EXERCISE OBJECTIVE: Arrange the lines from the one containing "- X-axis label: Graphe" through the last line as a JSON list of strings, one string per line, with blank lines and pictures left out.

DATA LINES:
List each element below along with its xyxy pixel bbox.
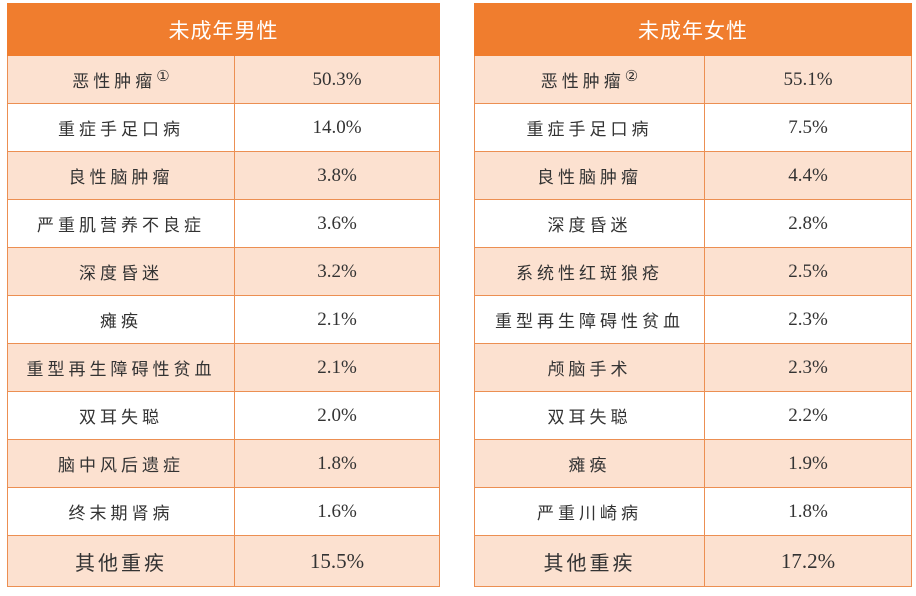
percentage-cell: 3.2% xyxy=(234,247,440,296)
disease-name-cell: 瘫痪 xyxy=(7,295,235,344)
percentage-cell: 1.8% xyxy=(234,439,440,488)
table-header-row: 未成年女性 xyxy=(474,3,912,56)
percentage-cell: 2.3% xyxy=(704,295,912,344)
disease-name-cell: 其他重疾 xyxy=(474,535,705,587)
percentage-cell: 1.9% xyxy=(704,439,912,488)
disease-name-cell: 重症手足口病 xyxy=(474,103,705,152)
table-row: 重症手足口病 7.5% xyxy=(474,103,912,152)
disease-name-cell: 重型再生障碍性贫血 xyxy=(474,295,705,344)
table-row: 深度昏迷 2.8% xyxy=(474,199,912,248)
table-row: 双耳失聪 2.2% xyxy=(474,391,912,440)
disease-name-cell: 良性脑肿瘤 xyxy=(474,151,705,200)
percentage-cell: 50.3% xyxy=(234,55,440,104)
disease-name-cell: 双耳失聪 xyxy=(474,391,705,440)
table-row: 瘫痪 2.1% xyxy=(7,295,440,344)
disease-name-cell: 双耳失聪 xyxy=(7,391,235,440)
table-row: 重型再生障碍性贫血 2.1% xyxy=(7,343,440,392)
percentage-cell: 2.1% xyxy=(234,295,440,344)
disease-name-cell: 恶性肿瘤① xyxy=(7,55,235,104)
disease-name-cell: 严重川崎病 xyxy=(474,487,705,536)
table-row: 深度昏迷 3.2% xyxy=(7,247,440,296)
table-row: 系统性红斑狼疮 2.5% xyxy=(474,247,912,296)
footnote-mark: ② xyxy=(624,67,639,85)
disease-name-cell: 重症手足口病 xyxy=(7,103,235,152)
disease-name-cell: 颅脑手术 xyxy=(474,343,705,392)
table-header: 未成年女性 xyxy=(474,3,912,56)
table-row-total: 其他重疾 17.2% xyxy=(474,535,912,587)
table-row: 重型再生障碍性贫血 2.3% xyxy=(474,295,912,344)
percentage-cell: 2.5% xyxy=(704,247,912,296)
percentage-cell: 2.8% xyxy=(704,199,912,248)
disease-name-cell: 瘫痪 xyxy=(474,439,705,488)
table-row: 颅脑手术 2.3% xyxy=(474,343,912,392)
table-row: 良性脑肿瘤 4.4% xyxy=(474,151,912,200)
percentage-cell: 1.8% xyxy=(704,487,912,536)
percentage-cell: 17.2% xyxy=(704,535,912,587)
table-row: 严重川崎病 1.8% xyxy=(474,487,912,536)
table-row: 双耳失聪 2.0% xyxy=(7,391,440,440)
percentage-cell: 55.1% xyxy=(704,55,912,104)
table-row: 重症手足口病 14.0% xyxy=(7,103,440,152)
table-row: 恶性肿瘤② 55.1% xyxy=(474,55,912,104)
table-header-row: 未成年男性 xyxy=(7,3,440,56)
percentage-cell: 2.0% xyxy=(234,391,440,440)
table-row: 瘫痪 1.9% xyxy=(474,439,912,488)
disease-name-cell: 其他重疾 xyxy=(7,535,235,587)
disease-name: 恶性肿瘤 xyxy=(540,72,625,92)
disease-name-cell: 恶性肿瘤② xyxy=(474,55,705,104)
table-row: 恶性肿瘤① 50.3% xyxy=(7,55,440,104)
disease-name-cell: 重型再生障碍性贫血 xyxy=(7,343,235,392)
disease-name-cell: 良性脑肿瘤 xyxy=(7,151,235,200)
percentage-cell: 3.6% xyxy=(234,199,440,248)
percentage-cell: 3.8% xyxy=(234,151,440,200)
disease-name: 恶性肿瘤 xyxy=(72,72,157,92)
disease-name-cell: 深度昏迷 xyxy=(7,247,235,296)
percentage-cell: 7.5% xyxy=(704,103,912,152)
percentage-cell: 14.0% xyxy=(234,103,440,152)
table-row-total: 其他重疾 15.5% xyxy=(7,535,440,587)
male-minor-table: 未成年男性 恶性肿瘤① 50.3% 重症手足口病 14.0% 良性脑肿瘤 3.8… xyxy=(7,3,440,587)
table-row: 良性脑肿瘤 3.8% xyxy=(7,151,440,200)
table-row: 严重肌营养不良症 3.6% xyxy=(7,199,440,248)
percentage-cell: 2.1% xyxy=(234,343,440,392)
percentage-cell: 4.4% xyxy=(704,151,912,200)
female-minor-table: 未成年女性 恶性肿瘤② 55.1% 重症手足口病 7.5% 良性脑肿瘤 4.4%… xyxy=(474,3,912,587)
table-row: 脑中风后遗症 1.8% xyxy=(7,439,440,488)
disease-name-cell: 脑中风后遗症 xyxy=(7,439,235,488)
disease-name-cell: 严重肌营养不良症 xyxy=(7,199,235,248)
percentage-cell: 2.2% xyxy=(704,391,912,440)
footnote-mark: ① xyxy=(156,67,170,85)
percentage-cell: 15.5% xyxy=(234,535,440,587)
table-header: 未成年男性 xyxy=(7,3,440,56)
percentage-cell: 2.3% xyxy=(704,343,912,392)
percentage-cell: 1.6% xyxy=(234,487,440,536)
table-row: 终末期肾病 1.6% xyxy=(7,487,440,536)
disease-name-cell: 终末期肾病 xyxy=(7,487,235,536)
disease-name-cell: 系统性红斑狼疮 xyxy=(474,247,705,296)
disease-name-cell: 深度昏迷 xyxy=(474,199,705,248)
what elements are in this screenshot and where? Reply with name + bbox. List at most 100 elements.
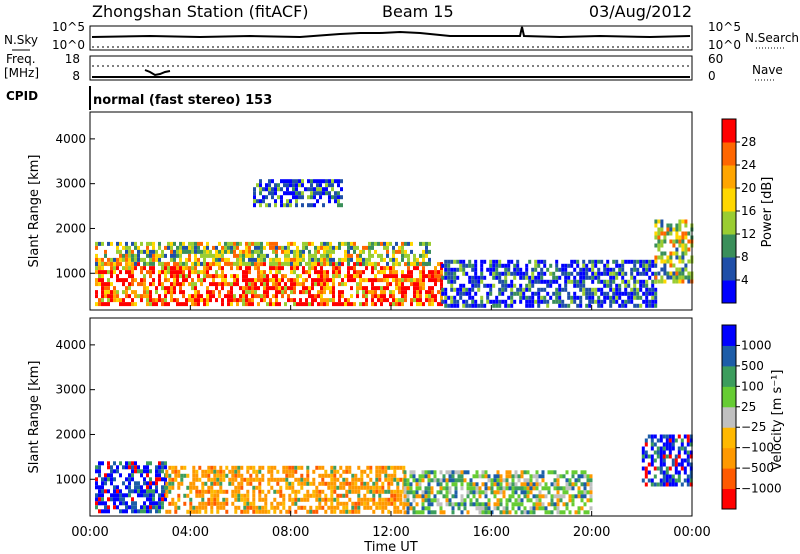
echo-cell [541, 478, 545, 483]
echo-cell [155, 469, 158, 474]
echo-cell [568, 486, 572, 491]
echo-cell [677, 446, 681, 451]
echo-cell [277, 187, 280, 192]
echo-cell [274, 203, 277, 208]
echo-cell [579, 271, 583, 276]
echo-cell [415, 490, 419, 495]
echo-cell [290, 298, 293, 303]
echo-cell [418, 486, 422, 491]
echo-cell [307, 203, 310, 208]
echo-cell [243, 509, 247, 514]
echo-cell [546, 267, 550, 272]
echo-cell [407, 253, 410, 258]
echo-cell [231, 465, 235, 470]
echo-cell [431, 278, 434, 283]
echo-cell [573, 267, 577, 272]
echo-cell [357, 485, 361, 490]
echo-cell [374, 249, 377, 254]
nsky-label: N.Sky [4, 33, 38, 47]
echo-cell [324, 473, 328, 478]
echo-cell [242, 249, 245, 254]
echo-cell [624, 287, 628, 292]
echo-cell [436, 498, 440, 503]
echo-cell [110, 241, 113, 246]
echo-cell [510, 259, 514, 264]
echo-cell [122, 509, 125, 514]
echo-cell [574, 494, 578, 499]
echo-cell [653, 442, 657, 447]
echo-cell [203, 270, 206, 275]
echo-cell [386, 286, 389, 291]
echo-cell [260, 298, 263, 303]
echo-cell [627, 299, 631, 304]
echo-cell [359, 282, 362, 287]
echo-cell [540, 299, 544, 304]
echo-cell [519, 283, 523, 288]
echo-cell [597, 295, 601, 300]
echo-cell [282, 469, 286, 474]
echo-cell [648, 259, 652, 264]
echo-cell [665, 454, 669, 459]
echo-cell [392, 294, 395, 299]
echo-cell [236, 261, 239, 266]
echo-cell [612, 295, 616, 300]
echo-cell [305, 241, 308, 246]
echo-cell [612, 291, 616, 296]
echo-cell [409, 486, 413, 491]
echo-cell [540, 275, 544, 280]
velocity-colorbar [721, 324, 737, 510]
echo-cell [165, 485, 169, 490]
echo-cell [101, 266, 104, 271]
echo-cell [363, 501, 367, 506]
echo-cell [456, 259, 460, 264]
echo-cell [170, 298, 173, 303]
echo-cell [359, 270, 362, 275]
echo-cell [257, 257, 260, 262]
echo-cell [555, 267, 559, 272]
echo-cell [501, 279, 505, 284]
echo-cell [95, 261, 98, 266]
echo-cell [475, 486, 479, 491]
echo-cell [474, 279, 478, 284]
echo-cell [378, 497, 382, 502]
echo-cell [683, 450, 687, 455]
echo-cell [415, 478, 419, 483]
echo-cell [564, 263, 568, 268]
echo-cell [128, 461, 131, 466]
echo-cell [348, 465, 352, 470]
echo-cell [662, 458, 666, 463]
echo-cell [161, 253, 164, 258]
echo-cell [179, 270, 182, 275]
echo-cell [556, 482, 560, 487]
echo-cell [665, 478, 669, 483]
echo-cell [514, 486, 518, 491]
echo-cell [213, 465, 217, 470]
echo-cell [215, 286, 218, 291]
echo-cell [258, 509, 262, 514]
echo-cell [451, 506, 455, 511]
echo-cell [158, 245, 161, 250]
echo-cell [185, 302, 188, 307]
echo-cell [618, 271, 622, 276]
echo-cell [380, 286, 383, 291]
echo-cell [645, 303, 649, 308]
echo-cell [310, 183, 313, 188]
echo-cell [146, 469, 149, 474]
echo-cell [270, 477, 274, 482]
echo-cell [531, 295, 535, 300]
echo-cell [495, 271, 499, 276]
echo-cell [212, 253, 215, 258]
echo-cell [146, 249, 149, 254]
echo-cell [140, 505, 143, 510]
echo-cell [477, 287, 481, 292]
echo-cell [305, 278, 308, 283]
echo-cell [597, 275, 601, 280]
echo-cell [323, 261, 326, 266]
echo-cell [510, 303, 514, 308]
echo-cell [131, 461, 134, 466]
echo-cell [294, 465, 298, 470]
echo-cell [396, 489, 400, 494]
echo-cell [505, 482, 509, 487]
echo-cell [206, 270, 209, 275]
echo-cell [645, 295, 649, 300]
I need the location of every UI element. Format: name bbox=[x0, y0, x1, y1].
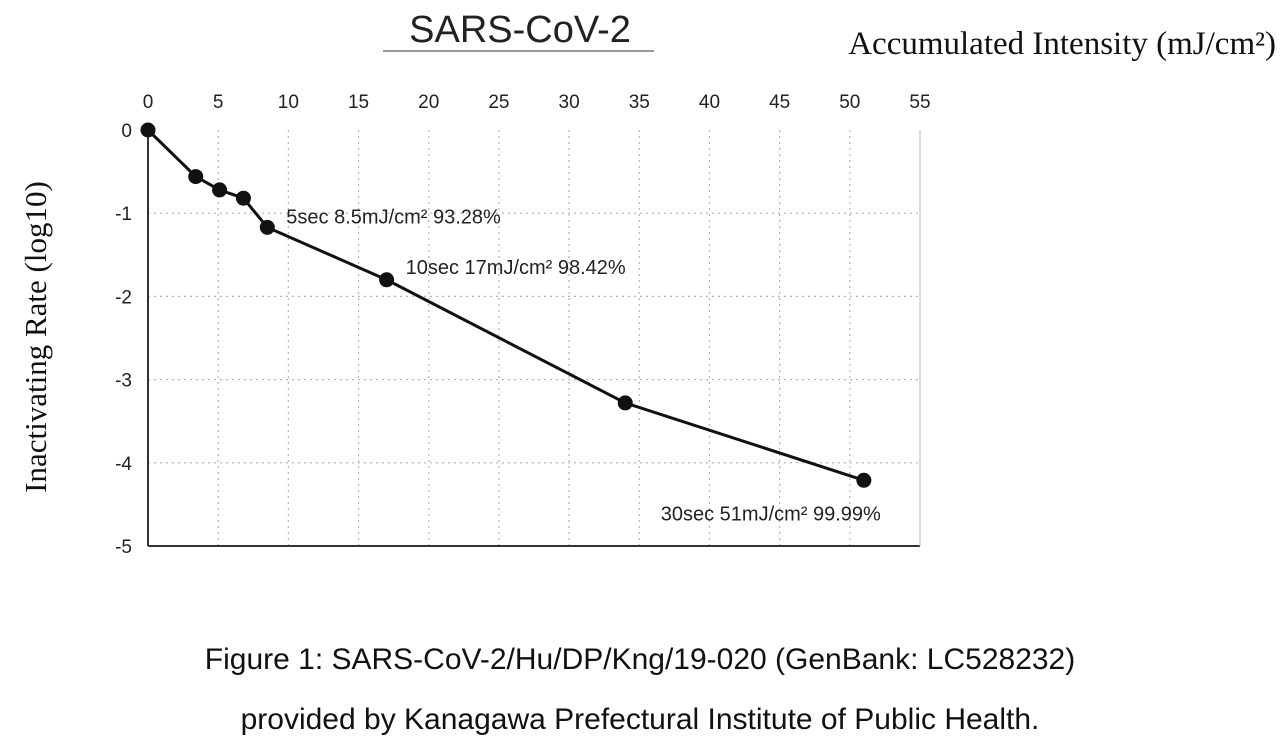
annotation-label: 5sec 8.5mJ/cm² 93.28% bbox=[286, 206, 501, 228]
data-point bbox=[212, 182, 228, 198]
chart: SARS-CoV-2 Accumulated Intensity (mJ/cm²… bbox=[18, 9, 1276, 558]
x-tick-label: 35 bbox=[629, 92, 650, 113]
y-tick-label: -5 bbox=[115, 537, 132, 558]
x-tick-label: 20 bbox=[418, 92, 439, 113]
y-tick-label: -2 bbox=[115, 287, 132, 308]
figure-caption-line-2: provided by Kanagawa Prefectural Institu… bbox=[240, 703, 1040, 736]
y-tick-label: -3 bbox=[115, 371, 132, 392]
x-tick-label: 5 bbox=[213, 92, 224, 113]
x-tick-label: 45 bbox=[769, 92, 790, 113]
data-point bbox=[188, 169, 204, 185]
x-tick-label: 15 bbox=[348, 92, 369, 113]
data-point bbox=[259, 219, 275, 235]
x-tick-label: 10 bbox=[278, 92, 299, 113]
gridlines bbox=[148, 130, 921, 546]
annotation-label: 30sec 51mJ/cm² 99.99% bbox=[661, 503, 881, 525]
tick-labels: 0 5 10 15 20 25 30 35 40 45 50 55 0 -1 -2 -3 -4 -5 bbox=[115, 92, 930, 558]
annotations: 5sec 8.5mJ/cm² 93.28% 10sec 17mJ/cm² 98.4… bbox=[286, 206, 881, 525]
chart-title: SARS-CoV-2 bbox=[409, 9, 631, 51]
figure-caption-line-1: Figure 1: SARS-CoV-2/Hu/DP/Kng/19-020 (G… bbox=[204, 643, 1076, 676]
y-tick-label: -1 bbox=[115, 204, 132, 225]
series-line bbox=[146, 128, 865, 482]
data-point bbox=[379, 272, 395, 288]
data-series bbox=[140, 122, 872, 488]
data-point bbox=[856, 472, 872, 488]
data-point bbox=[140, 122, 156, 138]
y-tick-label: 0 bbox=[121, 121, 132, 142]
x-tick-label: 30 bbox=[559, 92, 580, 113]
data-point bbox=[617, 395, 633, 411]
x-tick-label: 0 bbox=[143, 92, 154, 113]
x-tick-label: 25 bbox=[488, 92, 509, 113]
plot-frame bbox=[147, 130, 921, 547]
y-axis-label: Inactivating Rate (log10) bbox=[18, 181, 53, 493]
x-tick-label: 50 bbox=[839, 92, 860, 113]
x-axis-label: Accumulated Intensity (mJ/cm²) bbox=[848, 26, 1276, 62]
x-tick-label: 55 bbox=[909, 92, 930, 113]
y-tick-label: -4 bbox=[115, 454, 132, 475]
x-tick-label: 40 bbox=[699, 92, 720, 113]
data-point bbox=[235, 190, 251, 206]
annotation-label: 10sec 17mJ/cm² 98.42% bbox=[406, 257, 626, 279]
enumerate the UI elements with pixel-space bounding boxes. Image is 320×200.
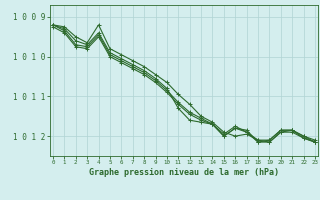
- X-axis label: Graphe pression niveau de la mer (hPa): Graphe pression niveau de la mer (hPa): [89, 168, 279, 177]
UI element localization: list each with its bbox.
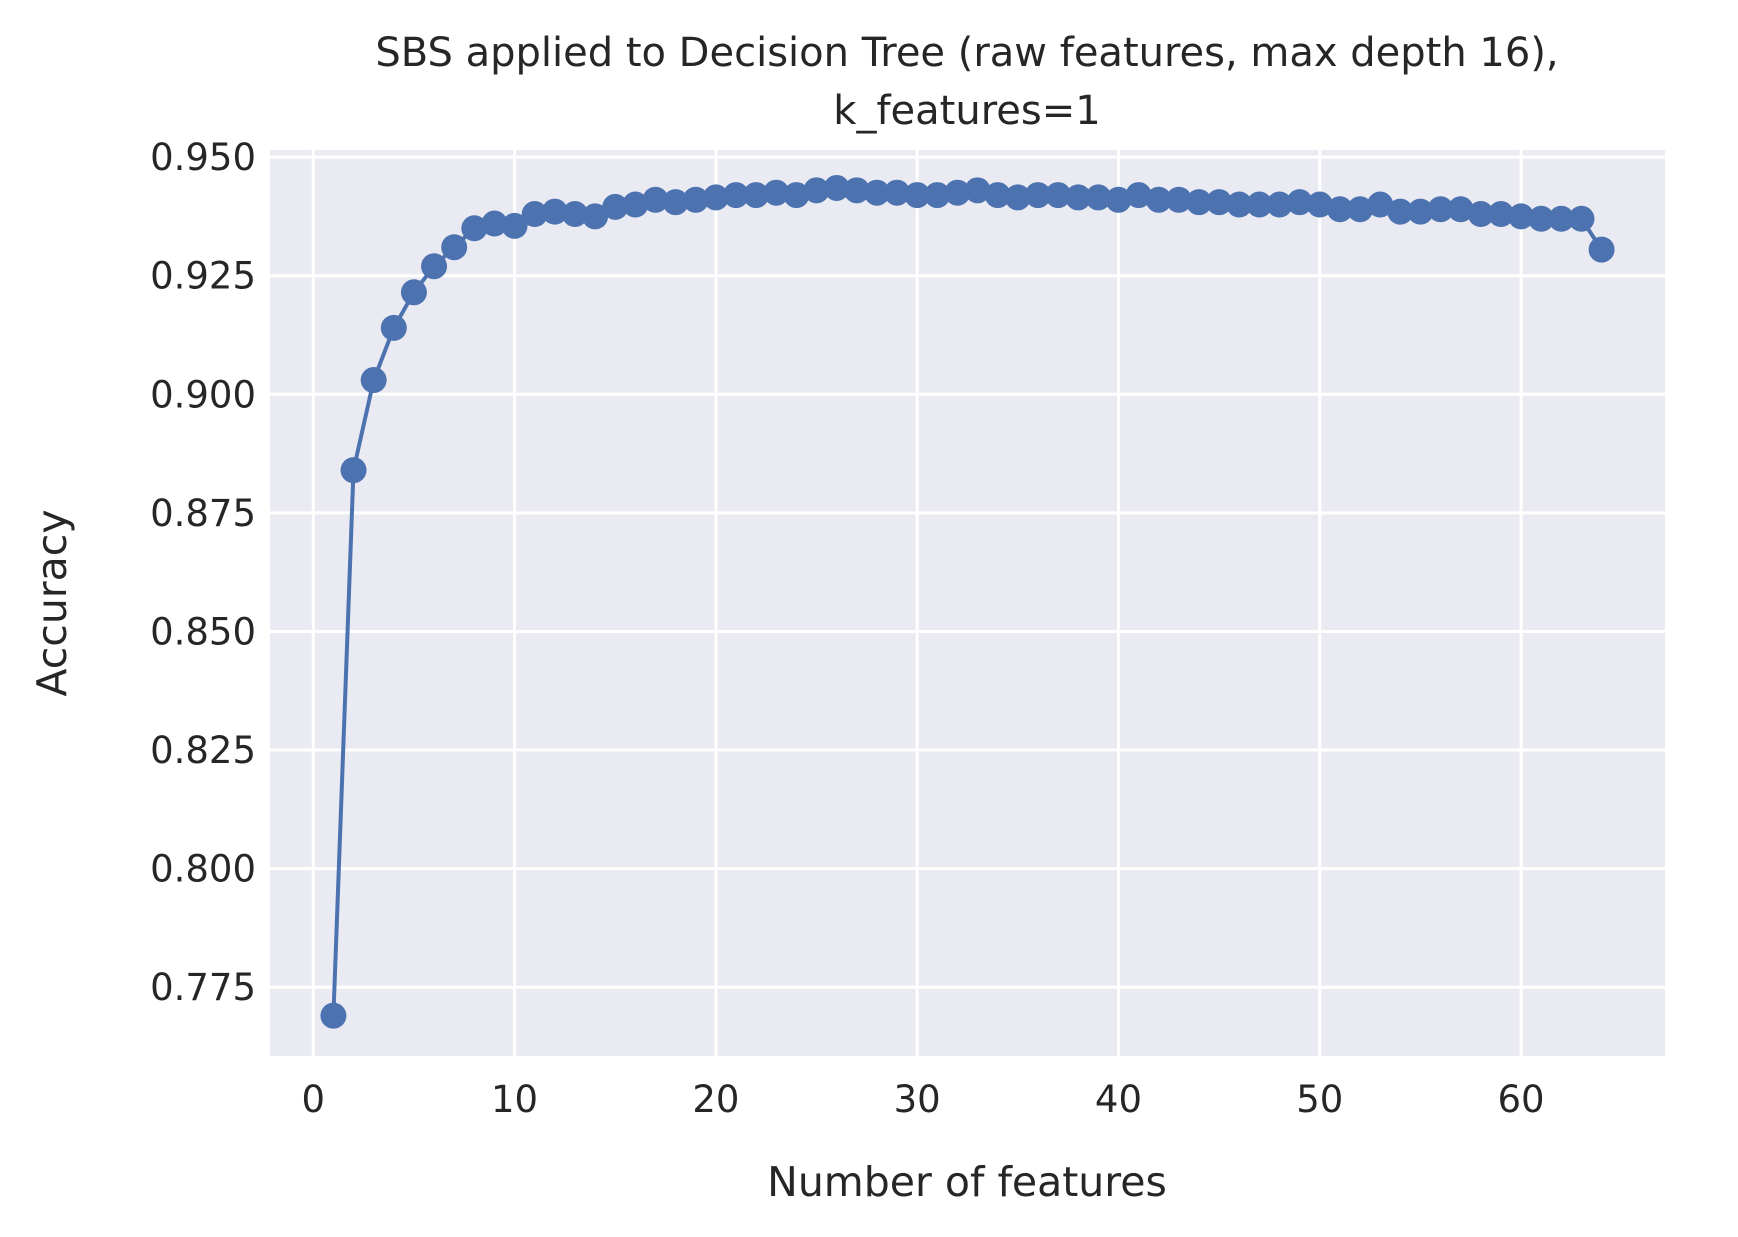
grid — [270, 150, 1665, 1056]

ANSWER TO THE EXERCISE:
[
  "- X-axis label: Graphe pression niveau de la mer (hPa): Graphe pression niveau de la mer (hPa): [89, 168, 279, 177]",
  "UI element localization: list each with its bbox.",
  "grid — [270, 150, 1665, 1056]"
]